Directions for this task:
Below are some records; work out how many of their lines contain "type" and give the number only.

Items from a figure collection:
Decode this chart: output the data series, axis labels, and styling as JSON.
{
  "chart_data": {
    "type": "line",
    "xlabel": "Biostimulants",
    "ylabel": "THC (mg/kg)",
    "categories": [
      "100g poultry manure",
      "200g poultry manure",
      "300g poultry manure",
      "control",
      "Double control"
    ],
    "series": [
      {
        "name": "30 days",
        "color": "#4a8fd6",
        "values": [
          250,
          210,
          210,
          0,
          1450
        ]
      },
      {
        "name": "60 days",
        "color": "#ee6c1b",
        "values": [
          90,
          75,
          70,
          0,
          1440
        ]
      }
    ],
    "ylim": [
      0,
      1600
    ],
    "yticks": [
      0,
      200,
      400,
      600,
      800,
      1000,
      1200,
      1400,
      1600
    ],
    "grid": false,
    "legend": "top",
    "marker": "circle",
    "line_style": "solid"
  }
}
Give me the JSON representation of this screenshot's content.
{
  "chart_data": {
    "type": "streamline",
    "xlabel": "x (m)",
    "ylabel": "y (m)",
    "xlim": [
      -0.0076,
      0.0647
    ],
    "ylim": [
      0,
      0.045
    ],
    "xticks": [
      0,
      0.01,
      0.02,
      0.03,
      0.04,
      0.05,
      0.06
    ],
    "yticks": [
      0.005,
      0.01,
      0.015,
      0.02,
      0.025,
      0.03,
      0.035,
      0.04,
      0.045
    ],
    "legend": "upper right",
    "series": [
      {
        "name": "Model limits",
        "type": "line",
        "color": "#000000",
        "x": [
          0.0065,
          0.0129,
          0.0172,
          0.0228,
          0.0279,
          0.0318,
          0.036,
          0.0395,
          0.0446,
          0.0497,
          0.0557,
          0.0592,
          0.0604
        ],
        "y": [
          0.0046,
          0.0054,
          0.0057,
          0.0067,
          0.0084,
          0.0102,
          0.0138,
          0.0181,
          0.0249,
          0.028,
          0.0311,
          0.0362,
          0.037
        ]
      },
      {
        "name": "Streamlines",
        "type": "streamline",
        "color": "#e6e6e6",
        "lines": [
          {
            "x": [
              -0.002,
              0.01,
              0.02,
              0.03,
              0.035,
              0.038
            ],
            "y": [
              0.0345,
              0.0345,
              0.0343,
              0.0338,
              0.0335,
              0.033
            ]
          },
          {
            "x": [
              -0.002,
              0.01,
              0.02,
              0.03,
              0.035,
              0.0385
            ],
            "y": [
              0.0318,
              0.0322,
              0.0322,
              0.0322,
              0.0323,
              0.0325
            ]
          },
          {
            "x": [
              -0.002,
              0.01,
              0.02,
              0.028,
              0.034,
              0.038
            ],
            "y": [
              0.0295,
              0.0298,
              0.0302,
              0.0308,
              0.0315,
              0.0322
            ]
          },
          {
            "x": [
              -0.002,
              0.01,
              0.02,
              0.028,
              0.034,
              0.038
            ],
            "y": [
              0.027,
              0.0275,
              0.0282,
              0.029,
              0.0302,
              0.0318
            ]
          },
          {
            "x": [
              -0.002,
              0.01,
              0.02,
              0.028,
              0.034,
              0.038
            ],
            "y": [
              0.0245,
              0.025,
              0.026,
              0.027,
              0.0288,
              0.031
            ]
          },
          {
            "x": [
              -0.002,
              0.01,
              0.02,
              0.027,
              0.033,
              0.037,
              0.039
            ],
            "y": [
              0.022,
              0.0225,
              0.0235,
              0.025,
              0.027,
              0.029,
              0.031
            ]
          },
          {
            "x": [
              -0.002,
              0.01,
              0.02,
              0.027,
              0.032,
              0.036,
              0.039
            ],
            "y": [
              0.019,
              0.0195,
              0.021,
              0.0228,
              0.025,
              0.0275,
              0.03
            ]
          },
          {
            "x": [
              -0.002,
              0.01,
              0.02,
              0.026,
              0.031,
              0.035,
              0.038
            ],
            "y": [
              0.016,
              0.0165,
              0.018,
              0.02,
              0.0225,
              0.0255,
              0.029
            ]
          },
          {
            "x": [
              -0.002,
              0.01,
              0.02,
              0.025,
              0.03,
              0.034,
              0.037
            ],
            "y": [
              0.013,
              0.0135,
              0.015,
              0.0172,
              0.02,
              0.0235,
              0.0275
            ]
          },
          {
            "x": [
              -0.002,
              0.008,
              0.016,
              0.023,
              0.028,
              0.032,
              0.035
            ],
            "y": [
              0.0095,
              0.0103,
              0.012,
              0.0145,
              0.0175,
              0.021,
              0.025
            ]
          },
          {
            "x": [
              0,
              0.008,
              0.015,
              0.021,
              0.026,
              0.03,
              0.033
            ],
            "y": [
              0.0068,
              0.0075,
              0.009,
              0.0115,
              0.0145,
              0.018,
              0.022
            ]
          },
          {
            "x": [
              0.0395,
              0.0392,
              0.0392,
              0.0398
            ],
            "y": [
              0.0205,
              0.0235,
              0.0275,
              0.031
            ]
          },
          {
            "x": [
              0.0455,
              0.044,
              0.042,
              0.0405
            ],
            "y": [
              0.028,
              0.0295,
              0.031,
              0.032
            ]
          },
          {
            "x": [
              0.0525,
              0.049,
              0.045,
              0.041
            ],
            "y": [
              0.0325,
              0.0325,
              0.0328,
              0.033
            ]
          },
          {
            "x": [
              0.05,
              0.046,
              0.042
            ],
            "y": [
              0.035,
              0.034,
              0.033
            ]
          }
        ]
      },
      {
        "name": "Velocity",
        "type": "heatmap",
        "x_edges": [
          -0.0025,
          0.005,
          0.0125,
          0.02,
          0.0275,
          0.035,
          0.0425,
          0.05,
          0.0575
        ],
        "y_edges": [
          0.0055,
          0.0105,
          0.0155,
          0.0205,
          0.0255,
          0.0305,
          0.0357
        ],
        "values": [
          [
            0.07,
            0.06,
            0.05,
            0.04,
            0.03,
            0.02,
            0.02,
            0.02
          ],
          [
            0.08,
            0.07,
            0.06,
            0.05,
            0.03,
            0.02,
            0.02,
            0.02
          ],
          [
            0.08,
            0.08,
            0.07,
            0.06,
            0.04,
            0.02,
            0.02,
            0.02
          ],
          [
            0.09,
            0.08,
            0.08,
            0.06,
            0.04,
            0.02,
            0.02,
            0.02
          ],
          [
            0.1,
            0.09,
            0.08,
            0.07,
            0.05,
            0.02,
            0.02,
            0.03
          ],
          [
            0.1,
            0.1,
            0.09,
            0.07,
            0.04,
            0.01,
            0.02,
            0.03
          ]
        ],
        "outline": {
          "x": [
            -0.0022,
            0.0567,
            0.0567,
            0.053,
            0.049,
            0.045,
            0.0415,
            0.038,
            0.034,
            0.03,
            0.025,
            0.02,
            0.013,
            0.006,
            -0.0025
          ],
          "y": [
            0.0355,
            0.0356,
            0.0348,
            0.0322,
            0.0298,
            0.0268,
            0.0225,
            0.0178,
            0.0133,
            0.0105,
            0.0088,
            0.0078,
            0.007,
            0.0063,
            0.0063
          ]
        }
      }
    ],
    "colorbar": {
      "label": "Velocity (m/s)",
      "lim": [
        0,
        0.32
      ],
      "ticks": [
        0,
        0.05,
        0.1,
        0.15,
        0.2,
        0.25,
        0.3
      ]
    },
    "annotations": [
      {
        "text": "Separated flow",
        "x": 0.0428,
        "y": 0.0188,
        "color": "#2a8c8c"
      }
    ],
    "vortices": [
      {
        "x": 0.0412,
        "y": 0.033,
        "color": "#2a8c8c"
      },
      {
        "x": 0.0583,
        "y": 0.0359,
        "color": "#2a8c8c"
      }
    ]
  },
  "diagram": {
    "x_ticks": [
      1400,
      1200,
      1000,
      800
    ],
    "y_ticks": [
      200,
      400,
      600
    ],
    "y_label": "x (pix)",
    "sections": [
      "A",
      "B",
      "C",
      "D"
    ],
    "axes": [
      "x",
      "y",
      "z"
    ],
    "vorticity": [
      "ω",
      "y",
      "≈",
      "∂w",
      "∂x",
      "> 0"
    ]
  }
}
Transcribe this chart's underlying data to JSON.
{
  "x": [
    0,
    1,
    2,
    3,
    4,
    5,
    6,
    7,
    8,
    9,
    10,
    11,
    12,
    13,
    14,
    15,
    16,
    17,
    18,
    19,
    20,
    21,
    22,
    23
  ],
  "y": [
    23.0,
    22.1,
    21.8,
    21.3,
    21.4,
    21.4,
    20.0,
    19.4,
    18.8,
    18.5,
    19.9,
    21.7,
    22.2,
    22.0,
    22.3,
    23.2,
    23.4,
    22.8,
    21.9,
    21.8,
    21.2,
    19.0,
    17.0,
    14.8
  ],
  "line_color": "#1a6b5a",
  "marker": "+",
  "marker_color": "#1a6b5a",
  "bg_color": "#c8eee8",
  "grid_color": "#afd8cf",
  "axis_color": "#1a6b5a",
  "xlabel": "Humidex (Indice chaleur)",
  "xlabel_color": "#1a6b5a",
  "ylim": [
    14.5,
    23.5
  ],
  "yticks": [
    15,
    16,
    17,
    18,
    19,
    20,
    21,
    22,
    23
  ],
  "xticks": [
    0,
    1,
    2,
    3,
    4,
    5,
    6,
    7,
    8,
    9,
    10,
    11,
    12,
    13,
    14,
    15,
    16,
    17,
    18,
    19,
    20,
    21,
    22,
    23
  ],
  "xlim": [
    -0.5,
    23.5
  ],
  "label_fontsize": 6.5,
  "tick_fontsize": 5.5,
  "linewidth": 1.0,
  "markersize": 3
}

Answer to this problem:
5